## Requirement
Take every line from the material that has the word "ЕПГУ" in it.

## Given data

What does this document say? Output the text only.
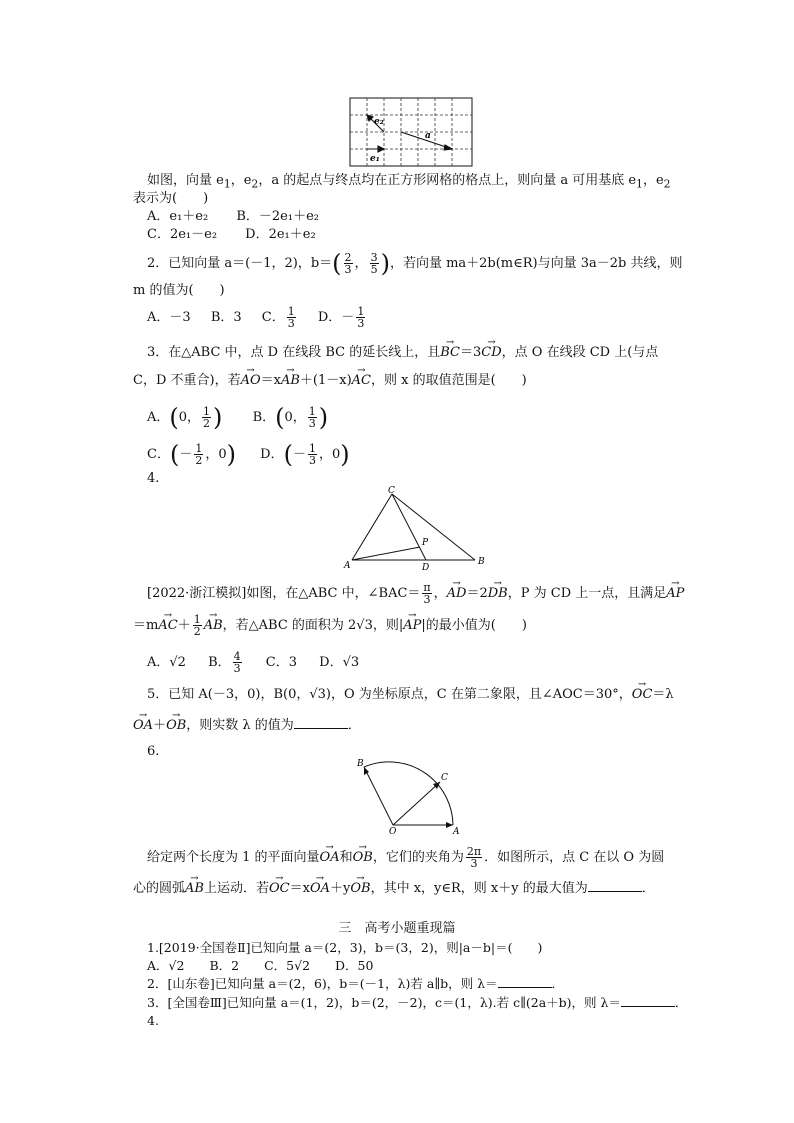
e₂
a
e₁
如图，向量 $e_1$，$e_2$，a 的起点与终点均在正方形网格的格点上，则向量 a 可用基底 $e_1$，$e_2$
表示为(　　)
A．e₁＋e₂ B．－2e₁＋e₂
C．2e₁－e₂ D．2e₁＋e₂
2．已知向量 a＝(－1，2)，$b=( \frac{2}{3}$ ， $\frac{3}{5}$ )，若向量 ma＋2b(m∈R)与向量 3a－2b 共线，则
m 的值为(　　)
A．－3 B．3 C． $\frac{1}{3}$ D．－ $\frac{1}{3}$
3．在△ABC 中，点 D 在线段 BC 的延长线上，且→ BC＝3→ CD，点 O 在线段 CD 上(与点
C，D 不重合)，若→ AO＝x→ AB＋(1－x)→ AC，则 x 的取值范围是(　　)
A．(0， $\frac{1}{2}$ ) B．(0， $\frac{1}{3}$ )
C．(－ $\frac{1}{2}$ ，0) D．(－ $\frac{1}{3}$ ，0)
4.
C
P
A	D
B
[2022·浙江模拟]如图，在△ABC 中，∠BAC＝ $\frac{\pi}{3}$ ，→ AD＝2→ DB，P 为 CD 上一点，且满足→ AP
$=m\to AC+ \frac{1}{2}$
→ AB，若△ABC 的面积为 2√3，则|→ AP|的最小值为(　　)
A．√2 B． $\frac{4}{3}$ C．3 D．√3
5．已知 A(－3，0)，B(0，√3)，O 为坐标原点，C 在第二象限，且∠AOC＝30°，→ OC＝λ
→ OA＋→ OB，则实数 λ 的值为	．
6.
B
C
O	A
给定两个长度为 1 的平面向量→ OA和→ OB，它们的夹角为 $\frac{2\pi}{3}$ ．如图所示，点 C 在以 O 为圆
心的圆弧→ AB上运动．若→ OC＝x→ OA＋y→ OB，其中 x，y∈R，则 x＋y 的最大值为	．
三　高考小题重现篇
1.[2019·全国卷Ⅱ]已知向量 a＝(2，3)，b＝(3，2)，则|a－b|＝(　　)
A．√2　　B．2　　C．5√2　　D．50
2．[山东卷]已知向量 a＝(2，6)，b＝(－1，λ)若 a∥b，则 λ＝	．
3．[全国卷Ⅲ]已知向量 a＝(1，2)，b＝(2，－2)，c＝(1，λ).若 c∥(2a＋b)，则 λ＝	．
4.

---

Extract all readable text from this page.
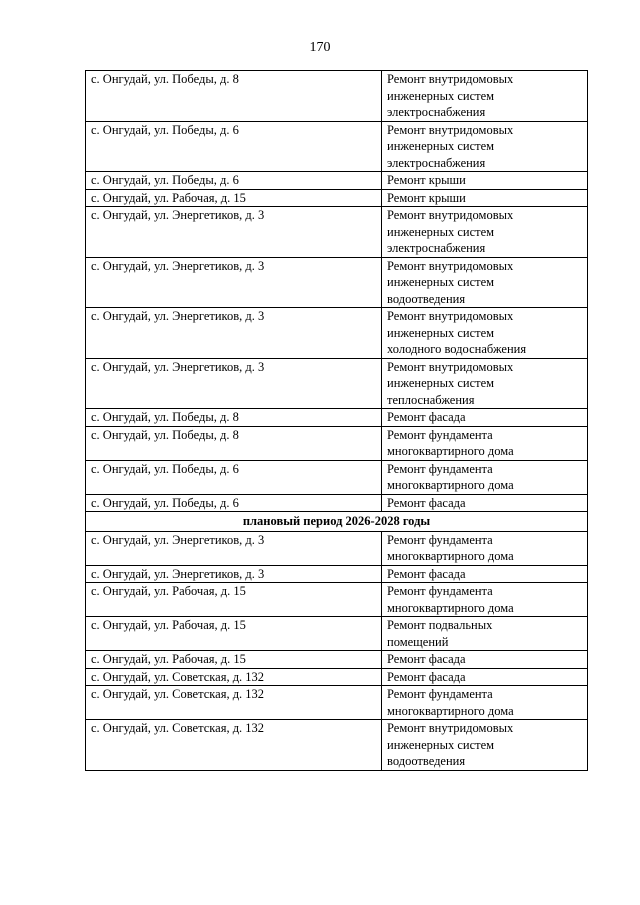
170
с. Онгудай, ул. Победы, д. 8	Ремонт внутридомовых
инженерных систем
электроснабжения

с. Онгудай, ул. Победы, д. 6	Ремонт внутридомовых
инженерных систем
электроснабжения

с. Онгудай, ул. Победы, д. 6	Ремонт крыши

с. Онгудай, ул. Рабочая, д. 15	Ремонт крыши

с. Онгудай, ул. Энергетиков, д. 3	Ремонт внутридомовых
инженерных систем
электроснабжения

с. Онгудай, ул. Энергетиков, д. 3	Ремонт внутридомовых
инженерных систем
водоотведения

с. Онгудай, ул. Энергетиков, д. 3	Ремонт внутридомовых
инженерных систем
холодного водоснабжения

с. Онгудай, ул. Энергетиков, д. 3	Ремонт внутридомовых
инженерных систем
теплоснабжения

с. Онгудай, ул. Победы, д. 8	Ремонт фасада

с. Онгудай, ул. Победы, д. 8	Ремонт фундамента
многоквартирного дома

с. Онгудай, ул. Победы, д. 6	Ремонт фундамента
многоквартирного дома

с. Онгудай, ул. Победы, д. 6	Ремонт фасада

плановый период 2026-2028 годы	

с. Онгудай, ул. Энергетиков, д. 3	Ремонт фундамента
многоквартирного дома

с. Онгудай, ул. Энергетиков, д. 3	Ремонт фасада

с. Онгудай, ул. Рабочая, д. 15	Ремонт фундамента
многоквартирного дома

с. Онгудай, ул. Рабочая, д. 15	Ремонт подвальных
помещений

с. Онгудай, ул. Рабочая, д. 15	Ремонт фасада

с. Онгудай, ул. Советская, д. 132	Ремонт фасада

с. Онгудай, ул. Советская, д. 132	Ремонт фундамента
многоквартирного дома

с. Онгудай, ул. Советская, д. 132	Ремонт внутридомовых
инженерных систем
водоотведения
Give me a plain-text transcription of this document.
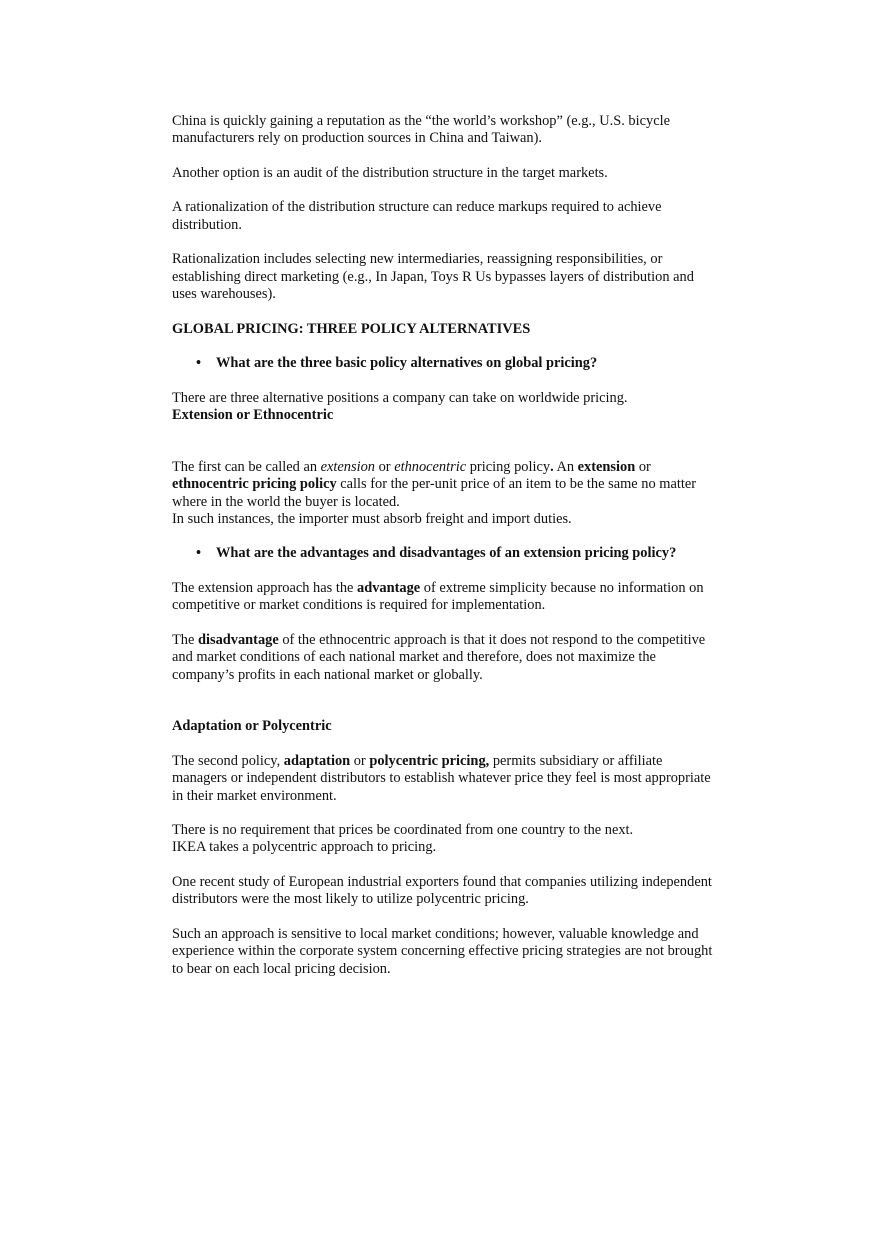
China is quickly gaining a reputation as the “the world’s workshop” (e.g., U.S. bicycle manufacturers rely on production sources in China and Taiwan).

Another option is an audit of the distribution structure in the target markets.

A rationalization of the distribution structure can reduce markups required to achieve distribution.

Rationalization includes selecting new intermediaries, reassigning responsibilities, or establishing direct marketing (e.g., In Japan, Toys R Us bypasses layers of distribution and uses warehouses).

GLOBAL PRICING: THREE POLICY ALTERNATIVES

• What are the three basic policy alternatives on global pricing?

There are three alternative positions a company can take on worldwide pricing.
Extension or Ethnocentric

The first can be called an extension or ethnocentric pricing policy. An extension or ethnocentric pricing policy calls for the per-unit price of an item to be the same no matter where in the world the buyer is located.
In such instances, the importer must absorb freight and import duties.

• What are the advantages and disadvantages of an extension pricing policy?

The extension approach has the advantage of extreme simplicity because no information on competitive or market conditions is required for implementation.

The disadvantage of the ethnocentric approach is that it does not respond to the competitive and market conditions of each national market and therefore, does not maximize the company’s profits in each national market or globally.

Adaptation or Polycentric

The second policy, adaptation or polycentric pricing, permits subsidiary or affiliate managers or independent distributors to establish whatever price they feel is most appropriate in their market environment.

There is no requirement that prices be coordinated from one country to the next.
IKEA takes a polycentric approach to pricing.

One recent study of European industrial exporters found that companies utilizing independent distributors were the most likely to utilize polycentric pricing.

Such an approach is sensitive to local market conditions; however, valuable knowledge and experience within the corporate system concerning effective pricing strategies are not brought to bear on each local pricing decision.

* * *

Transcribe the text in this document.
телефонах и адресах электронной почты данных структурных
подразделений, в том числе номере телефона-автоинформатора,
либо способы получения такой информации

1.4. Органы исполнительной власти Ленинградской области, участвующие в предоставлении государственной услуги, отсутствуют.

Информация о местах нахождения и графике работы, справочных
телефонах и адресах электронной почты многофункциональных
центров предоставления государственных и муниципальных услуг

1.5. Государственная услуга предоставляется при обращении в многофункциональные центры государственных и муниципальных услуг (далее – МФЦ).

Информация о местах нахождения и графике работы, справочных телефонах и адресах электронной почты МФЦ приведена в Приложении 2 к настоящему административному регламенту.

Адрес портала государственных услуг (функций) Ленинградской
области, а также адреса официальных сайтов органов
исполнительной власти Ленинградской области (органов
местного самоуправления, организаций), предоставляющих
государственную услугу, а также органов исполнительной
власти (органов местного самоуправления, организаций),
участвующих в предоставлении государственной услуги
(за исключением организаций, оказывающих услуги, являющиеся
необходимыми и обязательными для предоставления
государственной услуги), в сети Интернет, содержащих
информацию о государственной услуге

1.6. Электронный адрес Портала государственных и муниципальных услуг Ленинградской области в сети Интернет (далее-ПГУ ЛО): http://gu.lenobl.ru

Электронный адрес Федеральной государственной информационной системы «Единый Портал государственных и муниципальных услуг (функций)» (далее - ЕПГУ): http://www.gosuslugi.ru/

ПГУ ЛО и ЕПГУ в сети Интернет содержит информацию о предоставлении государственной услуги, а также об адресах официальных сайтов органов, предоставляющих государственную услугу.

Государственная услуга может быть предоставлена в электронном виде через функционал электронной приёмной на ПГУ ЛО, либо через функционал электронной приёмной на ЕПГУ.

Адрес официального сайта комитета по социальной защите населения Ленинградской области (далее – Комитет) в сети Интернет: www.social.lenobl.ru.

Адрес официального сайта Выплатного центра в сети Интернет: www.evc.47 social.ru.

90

## Expected answer
Электронный адрес Федеральной государственной информационной системы «Единый Портал государственных и муниципальных услуг (функций)» (далее - ЕПГУ): http://www.gosuslugi.ru/
ПГУ ЛО и ЕПГУ в сети Интернет содержит информацию о предоставлении государственной услуги, а также об адресах официальных сайтов органов, предоставляющих государственную услугу.
Государственная услуга может быть предоставлена в электронном виде через функционал электронной приёмной на ПГУ ЛО, либо через функционал электронной приёмной на ЕПГУ.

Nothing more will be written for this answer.